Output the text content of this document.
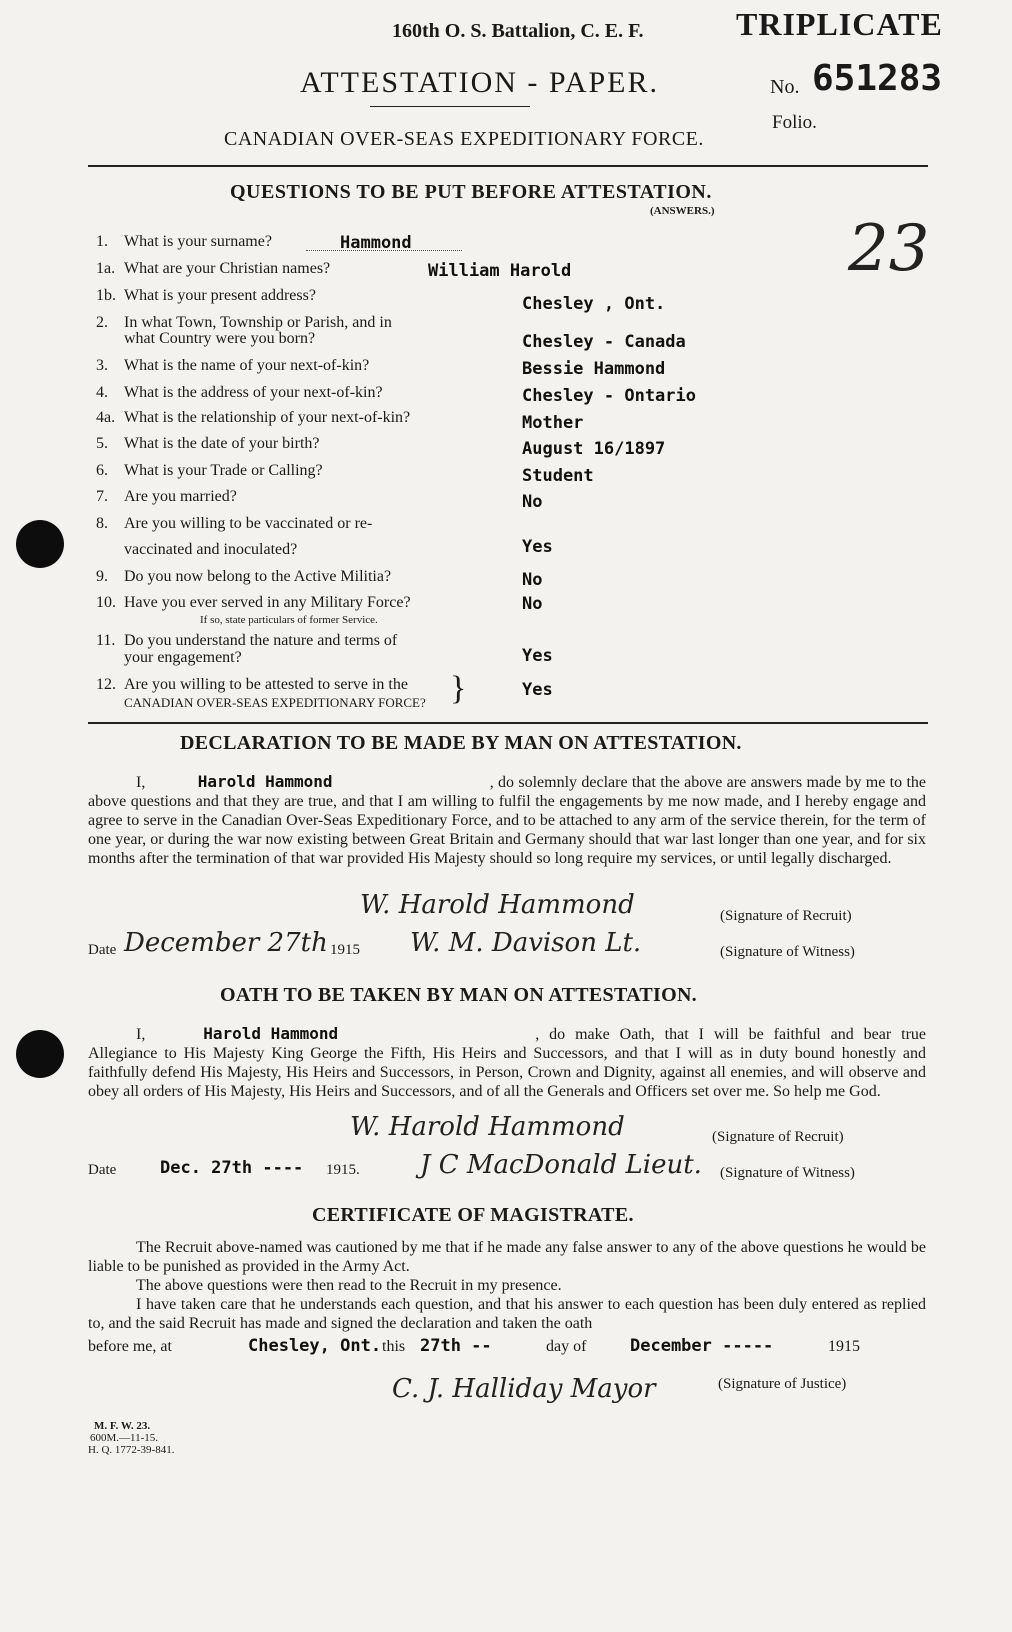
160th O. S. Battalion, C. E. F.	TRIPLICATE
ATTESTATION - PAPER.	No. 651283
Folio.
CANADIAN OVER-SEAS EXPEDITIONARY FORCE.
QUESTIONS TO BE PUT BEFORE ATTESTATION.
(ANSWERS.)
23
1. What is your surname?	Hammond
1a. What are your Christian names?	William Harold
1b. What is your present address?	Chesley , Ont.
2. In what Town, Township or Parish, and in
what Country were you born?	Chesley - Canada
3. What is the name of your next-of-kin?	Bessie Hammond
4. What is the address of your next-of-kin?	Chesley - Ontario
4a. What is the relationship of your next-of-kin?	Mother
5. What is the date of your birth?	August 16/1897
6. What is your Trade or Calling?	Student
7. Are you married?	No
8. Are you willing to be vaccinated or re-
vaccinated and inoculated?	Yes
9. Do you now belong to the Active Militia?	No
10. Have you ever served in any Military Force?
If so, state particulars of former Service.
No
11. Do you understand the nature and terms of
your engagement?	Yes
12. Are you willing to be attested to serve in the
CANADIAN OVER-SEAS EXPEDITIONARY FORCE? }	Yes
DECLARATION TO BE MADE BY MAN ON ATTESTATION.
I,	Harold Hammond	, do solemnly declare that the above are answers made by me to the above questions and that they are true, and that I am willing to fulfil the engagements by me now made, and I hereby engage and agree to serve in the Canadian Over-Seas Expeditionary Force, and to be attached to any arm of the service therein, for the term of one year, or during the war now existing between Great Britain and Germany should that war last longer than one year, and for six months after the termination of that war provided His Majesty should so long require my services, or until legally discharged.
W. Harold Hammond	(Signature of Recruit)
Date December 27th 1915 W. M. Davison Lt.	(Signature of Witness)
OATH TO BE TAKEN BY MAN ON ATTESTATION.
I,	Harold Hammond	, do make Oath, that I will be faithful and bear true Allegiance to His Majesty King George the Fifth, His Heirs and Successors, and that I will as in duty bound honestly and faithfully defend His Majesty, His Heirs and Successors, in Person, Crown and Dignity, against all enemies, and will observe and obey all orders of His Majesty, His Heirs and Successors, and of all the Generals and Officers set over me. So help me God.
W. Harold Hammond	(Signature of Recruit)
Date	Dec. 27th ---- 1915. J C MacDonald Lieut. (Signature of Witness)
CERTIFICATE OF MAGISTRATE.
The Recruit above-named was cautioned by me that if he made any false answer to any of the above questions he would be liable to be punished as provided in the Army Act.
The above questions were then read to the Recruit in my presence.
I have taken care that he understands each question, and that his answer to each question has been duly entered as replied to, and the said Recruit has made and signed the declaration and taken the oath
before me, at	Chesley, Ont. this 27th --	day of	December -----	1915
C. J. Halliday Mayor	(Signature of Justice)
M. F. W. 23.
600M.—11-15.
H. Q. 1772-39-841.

▶ _Set task_:
Reproduce the data above in full, exactly as it is, with the pictures left out.

▶ _Problem solution_:
Output the text content of this document.
160th O. S. Battalion, C. E. F.	TRIPLICATE
ATTESTATION - PAPER.	No. 651283
Folio.
CANADIAN OVER-SEAS EXPEDITIONARY FORCE.
QUESTIONS TO BE PUT BEFORE ATTESTATION.
(ANSWERS.)
23
1. What is your surname?	Hammond
1a. What are your Christian names?	William Harold
1b. What is your present address?	Chesley , Ont.
2. In what Town, Township or Parish, and in
what Country were you born?	Chesley - Canada
3. What is the name of your next-of-kin?	Bessie Hammond
4. What is the address of your next-of-kin?	Chesley - Ontario
4a. What is the relationship of your next-of-kin?	Mother
5. What is the date of your birth?	August 16/1897
6. What is your Trade or Calling?	Student
7. Are you married?	No
8. Are you willing to be vaccinated or re-
vaccinated and inoculated?	Yes
9. Do you now belong to the Active Militia?	No
10. Have you ever served in any Military Force?
If so, state particulars of former Service.
No
11. Do you understand the nature and terms of
your engagement?	Yes
12. Are you willing to be attested to serve in the
CANADIAN OVER-SEAS EXPEDITIONARY FORCE? }	Yes
DECLARATION TO BE MADE BY MAN ON ATTESTATION.
I,	Harold Hammond	, do solemnly declare that the above are answers made by me to the above questions and that they are true, and that I am willing to fulfil the engagements by me now made, and I hereby engage and agree to serve in the Canadian Over-Seas Expeditionary Force, and to be attached to any arm of the service therein, for the term of one year, or during the war now existing between Great Britain and Germany should that war last longer than one year, and for six months after the termination of that war provided His Majesty should so long require my services, or until legally discharged.
W. Harold Hammond	(Signature of Recruit)
Date December 27th 1915 W. M. Davison Lt.	(Signature of Witness)
OATH TO BE TAKEN BY MAN ON ATTESTATION.
I,	Harold Hammond	, do make Oath, that I will be faithful and bear true Allegiance to His Majesty King George the Fifth, His Heirs and Successors, and that I will as in duty bound honestly and faithfully defend His Majesty, His Heirs and Successors, in Person, Crown and Dignity, against all enemies, and will observe and obey all orders of His Majesty, His Heirs and Successors, and of all the Generals and Officers set over me. So help me God.
W. Harold Hammond	(Signature of Recruit)
Date	Dec. 27th ---- 1915. J C MacDonald Lieut. (Signature of Witness)
CERTIFICATE OF MAGISTRATE.
The Recruit above-named was cautioned by me that if he made any false answer to any of the above questions he would be liable to be punished as provided in the Army Act.
The above questions were then read to the Recruit in my presence.
I have taken care that he understands each question, and that his answer to each question has been duly entered as replied to, and the said Recruit has made and signed the declaration and taken the oath
before me, at	Chesley, Ont. this 27th --	day of	December -----	1915
C. J. Halliday Mayor	(Signature of Justice)
M. F. W. 23.
600M.—11-15.
H. Q. 1772-39-841.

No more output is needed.